**Objective**
Identify all lines of the data containing the string "title" and copy them.

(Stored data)
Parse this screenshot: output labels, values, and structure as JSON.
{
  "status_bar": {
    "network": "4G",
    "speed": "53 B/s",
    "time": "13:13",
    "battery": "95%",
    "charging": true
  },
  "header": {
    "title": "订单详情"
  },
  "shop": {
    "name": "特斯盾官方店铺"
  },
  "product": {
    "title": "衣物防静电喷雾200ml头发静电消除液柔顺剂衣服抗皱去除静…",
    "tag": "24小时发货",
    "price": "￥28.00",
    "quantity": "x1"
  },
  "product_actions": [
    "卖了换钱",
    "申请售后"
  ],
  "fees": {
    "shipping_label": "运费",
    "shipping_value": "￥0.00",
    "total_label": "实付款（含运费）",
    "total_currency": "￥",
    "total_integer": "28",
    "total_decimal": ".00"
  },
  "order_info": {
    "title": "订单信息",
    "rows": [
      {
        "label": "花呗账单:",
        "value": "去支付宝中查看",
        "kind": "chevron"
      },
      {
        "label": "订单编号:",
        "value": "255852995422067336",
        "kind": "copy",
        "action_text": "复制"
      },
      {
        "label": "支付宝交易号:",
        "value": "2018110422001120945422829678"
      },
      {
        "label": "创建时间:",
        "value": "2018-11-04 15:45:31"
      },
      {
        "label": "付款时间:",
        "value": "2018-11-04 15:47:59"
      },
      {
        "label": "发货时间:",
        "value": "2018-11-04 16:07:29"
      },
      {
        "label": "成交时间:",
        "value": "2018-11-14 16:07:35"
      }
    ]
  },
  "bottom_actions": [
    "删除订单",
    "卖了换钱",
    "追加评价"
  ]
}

**Correct result**
    "title": "订单详情"
    "title": "衣物防静电喷雾200ml头发静电消除液柔顺剂衣服抗皱去除静…",
    "title": "订单信息",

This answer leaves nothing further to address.